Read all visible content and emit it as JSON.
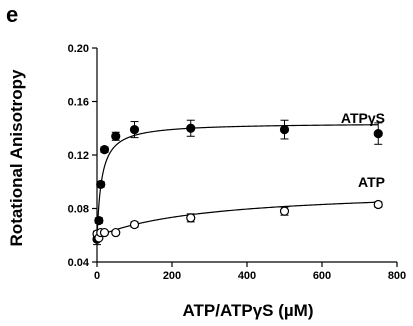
{
  "chart_data": {
    "type": "scatter",
    "panel_label": "e",
    "xlabel": "ATP/ATPγS (µM)",
    "ylabel": "Rotational Anisotropy",
    "xlim": [
      0,
      800
    ],
    "ylim": [
      0.04,
      0.2
    ],
    "xticks": [
      0,
      200,
      400,
      600,
      800
    ],
    "yticks": [
      0.04,
      0.08,
      0.12,
      0.16,
      0.2
    ],
    "grid": false,
    "legend": "none",
    "series": [
      {
        "name": "ATPγS",
        "marker": "filled-circle",
        "x": [
          0,
          5,
          10,
          20,
          50,
          100,
          250,
          500,
          750
        ],
        "y": [
          0.057,
          0.071,
          0.098,
          0.124,
          0.134,
          0.139,
          0.14,
          0.139,
          0.136
        ],
        "yerr": [
          0.004,
          0.002,
          0.002,
          0.002,
          0.003,
          0.006,
          0.006,
          0.007,
          0.008
        ],
        "fit": {
          "model": "hyperbolic",
          "y0": 0.057,
          "bmax": 0.087,
          "kd": 12
        }
      },
      {
        "name": "ATP",
        "marker": "open-circle",
        "x": [
          0,
          5,
          10,
          20,
          50,
          100,
          250,
          500,
          750
        ],
        "y": [
          0.061,
          0.058,
          0.062,
          0.062,
          0.062,
          0.068,
          0.073,
          0.078,
          0.083
        ],
        "yerr": [
          0.002,
          0.001,
          0.001,
          0.001,
          0.001,
          0.002,
          0.003,
          0.003,
          0.002
        ],
        "fit": {
          "model": "hyperbolic",
          "y0": 0.059,
          "bmax": 0.036,
          "kd": 300
        }
      }
    ]
  }
}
──────
> WORK REQUIRED: Give an exact copy of the material, leaving out every picture.

> WRITTEN ANSWER:
Read all visible content and emit it as JSON.
{
  "chart_data": {
    "type": "scatter",
    "panel_label": "e",
    "xlabel": "ATP/ATPγS (µM)",
    "ylabel": "Rotational Anisotropy",
    "xlim": [
      0,
      800
    ],
    "ylim": [
      0.04,
      0.2
    ],
    "xticks": [
      0,
      200,
      400,
      600,
      800
    ],
    "yticks": [
      0.04,
      0.08,
      0.12,
      0.16,
      0.2
    ],
    "grid": false,
    "legend": "none",
    "series": [
      {
        "name": "ATPγS",
        "marker": "filled-circle",
        "x": [
          0,
          5,
          10,
          20,
          50,
          100,
          250,
          500,
          750
        ],
        "y": [
          0.057,
          0.071,
          0.098,
          0.124,
          0.134,
          0.139,
          0.14,
          0.139,
          0.136
        ],
        "yerr": [
          0.004,
          0.002,
          0.002,
          0.002,
          0.003,
          0.006,
          0.006,
          0.007,
          0.008
        ],
        "fit": {
          "model": "hyperbolic",
          "y0": 0.057,
          "bmax": 0.087,
          "kd": 12
        }
      },
      {
        "name": "ATP",
        "marker": "open-circle",
        "x": [
          0,
          5,
          10,
          20,
          50,
          100,
          250,
          500,
          750
        ],
        "y": [
          0.061,
          0.058,
          0.062,
          0.062,
          0.062,
          0.068,
          0.073,
          0.078,
          0.083
        ],
        "yerr": [
          0.002,
          0.001,
          0.001,
          0.001,
          0.001,
          0.002,
          0.003,
          0.003,
          0.002
        ],
        "fit": {
          "model": "hyperbolic",
          "y0": 0.059,
          "bmax": 0.036,
          "kd": 300
        }
      }
    ]
  }
}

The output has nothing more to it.